CHALLENGE: Without altering anything, output the material below.

(Dataset items)
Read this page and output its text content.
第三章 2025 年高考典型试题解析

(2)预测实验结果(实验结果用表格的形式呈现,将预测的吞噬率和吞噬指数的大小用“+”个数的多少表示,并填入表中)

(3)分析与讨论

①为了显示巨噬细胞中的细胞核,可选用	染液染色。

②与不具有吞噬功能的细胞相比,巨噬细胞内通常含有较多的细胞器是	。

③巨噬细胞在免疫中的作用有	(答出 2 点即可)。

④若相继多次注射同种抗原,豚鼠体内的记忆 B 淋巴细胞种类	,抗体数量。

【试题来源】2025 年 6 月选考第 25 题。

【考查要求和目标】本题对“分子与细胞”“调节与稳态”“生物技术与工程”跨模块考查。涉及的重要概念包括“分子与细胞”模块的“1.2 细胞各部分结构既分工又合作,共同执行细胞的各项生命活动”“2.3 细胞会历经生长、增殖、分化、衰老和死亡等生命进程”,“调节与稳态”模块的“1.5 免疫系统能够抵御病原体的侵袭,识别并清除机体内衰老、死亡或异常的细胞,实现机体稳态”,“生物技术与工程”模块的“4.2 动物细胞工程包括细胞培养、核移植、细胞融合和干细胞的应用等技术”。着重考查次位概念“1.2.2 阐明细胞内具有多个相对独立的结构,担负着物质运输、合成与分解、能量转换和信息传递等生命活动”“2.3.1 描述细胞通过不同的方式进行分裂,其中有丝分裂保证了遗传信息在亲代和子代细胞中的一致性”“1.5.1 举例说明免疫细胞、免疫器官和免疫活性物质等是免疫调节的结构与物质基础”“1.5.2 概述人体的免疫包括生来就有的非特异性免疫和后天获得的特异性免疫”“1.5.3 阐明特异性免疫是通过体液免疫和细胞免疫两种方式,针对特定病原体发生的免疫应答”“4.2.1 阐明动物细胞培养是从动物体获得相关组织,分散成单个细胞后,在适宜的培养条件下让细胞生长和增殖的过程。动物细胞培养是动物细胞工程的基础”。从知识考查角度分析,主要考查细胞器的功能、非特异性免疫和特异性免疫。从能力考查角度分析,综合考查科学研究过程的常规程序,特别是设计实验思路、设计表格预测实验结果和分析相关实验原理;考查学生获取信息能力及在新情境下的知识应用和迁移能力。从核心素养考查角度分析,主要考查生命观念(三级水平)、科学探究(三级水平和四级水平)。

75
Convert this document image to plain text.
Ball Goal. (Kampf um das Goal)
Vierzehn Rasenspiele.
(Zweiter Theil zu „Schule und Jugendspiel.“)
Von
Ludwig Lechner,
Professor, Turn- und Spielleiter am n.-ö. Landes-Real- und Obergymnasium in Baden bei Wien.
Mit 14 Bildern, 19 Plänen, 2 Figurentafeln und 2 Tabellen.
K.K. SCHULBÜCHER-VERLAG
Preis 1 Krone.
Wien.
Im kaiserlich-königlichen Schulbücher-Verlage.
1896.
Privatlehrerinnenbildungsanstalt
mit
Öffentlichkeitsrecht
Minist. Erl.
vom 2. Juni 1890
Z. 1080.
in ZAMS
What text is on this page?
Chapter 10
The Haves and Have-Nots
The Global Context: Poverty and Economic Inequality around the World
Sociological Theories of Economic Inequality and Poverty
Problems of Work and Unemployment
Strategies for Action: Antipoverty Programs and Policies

WRITTEN RESPONSE:
Read this page and output its text content.
第三章 2025 年高考典型试题解析

(2)预测实验结果(实验结果用表格的形式呈现,将预测的吞噬率和吞噬指数的大小用“+”个数的多少表示,并填入表中)

(3)分析与讨论

①为了显示巨噬细胞中的细胞核,可选用	染液染色。

②与不具有吞噬功能的细胞相比,巨噬细胞内通常含有较多的细胞器是	。

③巨噬细胞在免疫中的作用有	(答出 2 点即可)。

④若相继多次注射同种抗原,豚鼠体内的记忆 B 淋巴细胞种类	,抗体数量。

【试题来源】2025 年 6 月选考第 25 题。

【考查要求和目标】本题对“分子与细胞”“调节与稳态”“生物技术与工程”跨模块考查。涉及的重要概念包括“分子与细胞”模块的“1.2 细胞各部分结构既分工又合作,共同执行细胞的各项生命活动”“2.3 细胞会历经生长、增殖、分化、衰老和死亡等生命进程”,“调节与稳态”模块的“1.5 免疫系统能够抵御病原体的侵袭,识别并清除机体内衰老、死亡或异常的细胞,实现机体稳态”,“生物技术与工程”模块的“4.2 动物细胞工程包括细胞培养、核移植、细胞融合和干细胞的应用等技术”。着重考查次位概念“1.2.2 阐明细胞内具有多个相对独立的结构,担负着物质运输、合成与分解、能量转换和信息传递等生命活动”“2.3.1 描述细胞通过不同的方式进行分裂,其中有丝分裂保证了遗传信息在亲代和子代细胞中的一致性”“1.5.1 举例说明免疫细胞、免疫器官和免疫活性物质等是免疫调节的结构与物质基础”“1.5.2 概述人体的免疫包括生来就有的非特异性免疫和后天获得的特异性免疫”“1.5.3 阐明特异性免疫是通过体液免疫和细胞免疫两种方式,针对特定病原体发生的免疫应答”“4.2.1 阐明动物细胞培养是从动物体获得相关组织,分散成单个细胞后,在适宜的培养条件下让细胞生长和增殖的过程。动物细胞培养是动物细胞工程的基础”。从知识考查角度分析,主要考查细胞器的功能、非特异性免疫和特异性免疫。从能力考查角度分析,综合考查科学研究过程的常规程序,特别是设计实验思路、设计表格预测实验结果和分析相关实验原理;考查学生获取信息能力及在新情境下的知识应用和迁移能力。从核心素养考查角度分析,主要考查生命观念(三级水平)、科学探究(三级水平和四级水平)。

75
Convert this document image to plain text.
Ball Goal. (Kampf um das Goal)
Vierzehn Rasenspiele.
(Zweiter Theil zu „Schule und Jugendspiel.“)
Von
Ludwig Lechner,
Professor, Turn- und Spielleiter am n.-ö. Landes-Real- und Obergymnasium in Baden bei Wien.
Mit 14 Bildern, 19 Plänen, 2 Figurentafeln und 2 Tabellen.
K.K. SCHULBÜCHER-VERLAG
Preis 1 Krone.
Wien.
Im kaiserlich-königlichen Schulbücher-Verlage.
1896.
Privatlehrerinnenbildungsanstalt
mit
Öffentlichkeitsrecht
Minist. Erl.
vom 2. Juni 1890
Z. 1080.
in ZAMS
What text is on this page?
Chapter 10
The Haves and Have-Nots
The Global Context: Poverty and Economic Inequality around the World
Sociological Theories of Economic Inequality and Poverty
Problems of Work and Unemployment
Strategies for Action: Antipoverty Programs and Policies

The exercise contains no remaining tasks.